Exercise:
Present the following entries again, word for word and in full.

* begin *

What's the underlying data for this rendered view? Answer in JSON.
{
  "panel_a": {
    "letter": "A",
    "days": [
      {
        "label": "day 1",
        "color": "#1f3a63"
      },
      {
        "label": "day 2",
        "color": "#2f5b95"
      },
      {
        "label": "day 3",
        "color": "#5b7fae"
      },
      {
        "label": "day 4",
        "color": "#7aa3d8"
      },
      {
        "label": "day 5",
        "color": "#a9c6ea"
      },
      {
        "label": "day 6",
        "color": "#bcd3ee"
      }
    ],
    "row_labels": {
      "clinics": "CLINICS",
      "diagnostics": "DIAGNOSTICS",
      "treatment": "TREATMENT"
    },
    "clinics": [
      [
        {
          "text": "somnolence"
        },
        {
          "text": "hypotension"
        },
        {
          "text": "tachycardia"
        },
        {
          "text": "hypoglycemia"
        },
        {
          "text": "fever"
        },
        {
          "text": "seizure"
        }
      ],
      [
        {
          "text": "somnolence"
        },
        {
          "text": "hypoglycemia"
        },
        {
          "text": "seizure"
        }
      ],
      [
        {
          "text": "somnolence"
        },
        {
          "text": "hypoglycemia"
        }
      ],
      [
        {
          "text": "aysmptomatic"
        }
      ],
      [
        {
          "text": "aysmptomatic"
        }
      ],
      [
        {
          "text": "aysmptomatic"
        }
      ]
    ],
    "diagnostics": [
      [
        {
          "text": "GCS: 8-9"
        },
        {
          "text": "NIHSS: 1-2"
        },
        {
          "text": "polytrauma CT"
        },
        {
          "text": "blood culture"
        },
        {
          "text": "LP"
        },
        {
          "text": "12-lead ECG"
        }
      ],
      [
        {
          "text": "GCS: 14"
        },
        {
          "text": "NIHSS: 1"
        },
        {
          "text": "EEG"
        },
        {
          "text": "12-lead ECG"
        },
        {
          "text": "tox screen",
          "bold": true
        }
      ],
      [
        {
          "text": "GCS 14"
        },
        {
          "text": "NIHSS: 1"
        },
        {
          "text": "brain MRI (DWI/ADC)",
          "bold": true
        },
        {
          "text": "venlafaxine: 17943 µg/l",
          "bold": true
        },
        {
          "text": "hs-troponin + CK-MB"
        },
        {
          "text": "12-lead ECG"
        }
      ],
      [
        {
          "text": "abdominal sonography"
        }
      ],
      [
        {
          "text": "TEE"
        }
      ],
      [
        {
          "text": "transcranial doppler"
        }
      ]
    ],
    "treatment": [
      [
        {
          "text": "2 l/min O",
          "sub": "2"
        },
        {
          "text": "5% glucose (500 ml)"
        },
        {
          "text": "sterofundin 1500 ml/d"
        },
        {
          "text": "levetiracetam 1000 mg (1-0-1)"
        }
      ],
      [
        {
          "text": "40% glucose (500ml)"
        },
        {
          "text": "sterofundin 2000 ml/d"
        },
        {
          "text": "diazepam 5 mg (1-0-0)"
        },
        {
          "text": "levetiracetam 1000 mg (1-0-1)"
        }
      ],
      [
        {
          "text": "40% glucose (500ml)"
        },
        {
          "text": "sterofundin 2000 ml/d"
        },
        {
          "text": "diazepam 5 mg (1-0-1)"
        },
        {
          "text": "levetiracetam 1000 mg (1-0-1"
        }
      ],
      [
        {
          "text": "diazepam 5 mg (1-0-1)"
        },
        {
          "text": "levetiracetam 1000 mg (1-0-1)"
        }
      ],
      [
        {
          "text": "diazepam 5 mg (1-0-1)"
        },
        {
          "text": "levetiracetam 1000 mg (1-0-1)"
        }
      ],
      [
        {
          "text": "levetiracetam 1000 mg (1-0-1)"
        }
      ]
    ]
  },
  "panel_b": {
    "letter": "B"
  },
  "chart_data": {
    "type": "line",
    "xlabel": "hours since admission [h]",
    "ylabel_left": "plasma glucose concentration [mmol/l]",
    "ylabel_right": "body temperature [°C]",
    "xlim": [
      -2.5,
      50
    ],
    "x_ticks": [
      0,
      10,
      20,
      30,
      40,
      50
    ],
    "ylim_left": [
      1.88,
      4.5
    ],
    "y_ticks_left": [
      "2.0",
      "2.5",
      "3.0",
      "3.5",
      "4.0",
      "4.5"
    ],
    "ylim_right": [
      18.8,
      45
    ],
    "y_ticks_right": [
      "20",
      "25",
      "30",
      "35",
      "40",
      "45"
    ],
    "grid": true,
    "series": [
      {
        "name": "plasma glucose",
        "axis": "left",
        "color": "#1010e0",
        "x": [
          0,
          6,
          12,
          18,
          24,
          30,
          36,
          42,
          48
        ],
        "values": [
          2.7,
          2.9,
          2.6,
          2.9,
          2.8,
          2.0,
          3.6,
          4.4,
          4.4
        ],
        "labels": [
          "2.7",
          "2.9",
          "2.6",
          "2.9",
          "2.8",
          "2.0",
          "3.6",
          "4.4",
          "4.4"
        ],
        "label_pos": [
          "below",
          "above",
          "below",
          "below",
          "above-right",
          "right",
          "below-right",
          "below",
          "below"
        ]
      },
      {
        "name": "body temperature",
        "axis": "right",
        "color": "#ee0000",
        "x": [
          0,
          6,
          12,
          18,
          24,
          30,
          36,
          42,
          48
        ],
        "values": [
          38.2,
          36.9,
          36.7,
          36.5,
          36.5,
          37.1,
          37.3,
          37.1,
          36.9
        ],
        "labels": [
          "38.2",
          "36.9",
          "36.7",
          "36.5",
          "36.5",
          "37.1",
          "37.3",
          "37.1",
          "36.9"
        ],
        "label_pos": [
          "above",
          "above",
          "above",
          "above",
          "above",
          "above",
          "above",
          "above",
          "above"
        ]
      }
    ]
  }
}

* end *

Response to this exercise:
What's the underlying data for this rendered view? Answer in JSON.
{
  "panel_a": {
    "letter": "A",
    "days": [
      {
        "label": "day 1",
        "color": "#1f3a63"
      },
      {
        "label": "day 2",
        "color": "#2f5b95"
      },
      {
        "label": "day 3",
        "color": "#5b7fae"
      },
      {
        "label": "day 4",
        "color": "#7aa3d8"
      },
      {
        "label": "day 5",
        "color": "#a9c6ea"
      },
      {
        "label": "day 6",
        "color": "#bcd3ee"
      }
    ],
    "row_labels": {
      "clinics": "CLINICS",
      "diagnostics": "DIAGNOSTICS",
      "treatment": "TREATMENT"
    },
    "clinics": [
      [
        {
          "text": "somnolence"
        },
        {
          "text": "hypotension"
        },
        {
          "text": "tachycardia"
        },
        {
          "text": "hypoglycemia"
        },
        {
          "text": "fever"
        },
        {
          "text": "seizure"
        }
      ],
      [
        {
          "text": "somnolence"
        },
        {
          "text": "hypoglycemia"
        },
        {
          "text": "seizure"
        }
      ],
      [
        {
          "text": "somnolence"
        },
        {
          "text": "hypoglycemia"
        }
      ],
      [
        {
          "text": "aysmptomatic"
        }
      ],
      [
        {
          "text": "aysmptomatic"
        }
      ],
      [
        {
          "text": "aysmptomatic"
        }
      ]
    ],
    "diagnostics": [
      [
        {
          "text": "GCS: 8-9"
        },
        {
          "text": "NIHSS: 1-2"
        },
        {
          "text": "polytrauma CT"
        },
        {
          "text": "blood culture"
        },
        {
          "text": "LP"
        },
        {
          "text": "12-lead ECG"
        }
      ],
      [
        {
          "text": "GCS: 14"
        },
        {
          "text": "NIHSS: 1"
        },
        {
          "text": "EEG"
        },
        {
          "text": "12-lead ECG"
        },
        {
          "text": "tox screen",
          "bold": true
        }
      ],
      [
        {
          "text": "GCS 14"
        },
        {
          "text": "NIHSS: 1"
        },
        {
          "text": "brain MRI (DWI/ADC)",
          "bold": true
        },
        {
          "text": "venlafaxine: 17943 µg/l",
          "bold": true
        },
        {
          "text": "hs-troponin + CK-MB"
        },
        {
          "text": "12-lead ECG"
        }
      ],
      [
        {
          "text": "abdominal sonography"
        }
      ],
      [
        {
          "text": "TEE"
        }
      ],
      [
        {
          "text": "transcranial doppler"
        }
      ]
    ],
    "treatment": [
      [
        {
          "text": "2 l/min O",
          "sub": "2"
        },
        {
          "text": "5% glucose (500 ml)"
        },
        {
          "text": "sterofundin 1500 ml/d"
        },
        {
          "text": "levetiracetam 1000 mg (1-0-1)"
        }
      ],
      [
        {
          "text": "40% glucose (500ml)"
        },
        {
          "text": "sterofundin 2000 ml/d"
        },
        {
          "text": "diazepam 5 mg (1-0-0)"
        },
        {
          "text": "levetiracetam 1000 mg (1-0-1)"
        }
      ],
      [
        {
          "text": "40% glucose (500ml)"
        },
        {
          "text": "sterofundin 2000 ml/d"
        },
        {
          "text": "diazepam 5 mg (1-0-1)"
        },
        {
          "text": "levetiracetam 1000 mg (1-0-1"
        }
      ],
      [
        {
          "text": "diazepam 5 mg (1-0-1)"
        },
        {
          "text": "levetiracetam 1000 mg (1-0-1)"
        }
      ],
      [
        {
          "text": "diazepam 5 mg (1-0-1)"
        },
        {
          "text": "levetiracetam 1000 mg (1-0-1)"
        }
      ],
      [
        {
          "text": "levetiracetam 1000 mg (1-0-1)"
        }
      ]
    ]
  },
  "panel_b": {
    "letter": "B"
  },
  "chart_data": {
    "type": "line",
    "xlabel": "hours since admission [h]",
    "ylabel_left": "plasma glucose concentration [mmol/l]",
    "ylabel_right": "body temperature [°C]",
    "xlim": [
      -2.5,
      50
    ],
    "x_ticks": [
      0,
      10,
      20,
      30,
      40,
      50
    ],
    "ylim_left": [
      1.88,
      4.5
    ],
    "y_ticks_left": [
      "2.0",
      "2.5",
      "3.0",
      "3.5",
      "4.0",
      "4.5"
    ],
    "ylim_right": [
      18.8,
      45
    ],
    "y_ticks_right": [
      "20",
      "25",
      "30",
      "35",
      "40",
      "45"
    ],
    "grid": true,
    "series": [
      {
        "name": "plasma glucose",
        "axis": "left",
        "color": "#1010e0",
        "x": [
          0,
          6,
          12,
          18,
          24,
          30,
          36,
          42,
          48
        ],
        "values": [
          2.7,
          2.9,
          2.6,
          2.9,
          2.8,
          2.0,
          3.6,
          4.4,
          4.4
        ],
        "labels": [
          "2.7",
          "2.9",
          "2.6",
          "2.9",
          "2.8",
          "2.0",
          "3.6",
          "4.4",
          "4.4"
        ],
        "label_pos": [
          "below",
          "above",
          "below",
          "below",
          "above-right",
          "right",
          "below-right",
          "below",
          "below"
        ]
      },
      {
        "name": "body temperature",
        "axis": "right",
        "color": "#ee0000",
        "x": [
          0,
          6,
          12,
          18,
          24,
          30,
          36,
          42,
          48
        ],
        "values": [
          38.2,
          36.9,
          36.7,
          36.5,
          36.5,
          37.1,
          37.3,
          37.1,
          36.9
        ],
        "labels": [
          "38.2",
          "36.9",
          "36.7",
          "36.5",
          "36.5",
          "37.1",
          "37.3",
          "37.1",
          "36.9"
        ],
        "label_pos": [
          "above",
          "above",
          "above",
          "above",
          "above",
          "above",
          "above",
          "above",
          "above"
        ]
      }
    ]
  }
}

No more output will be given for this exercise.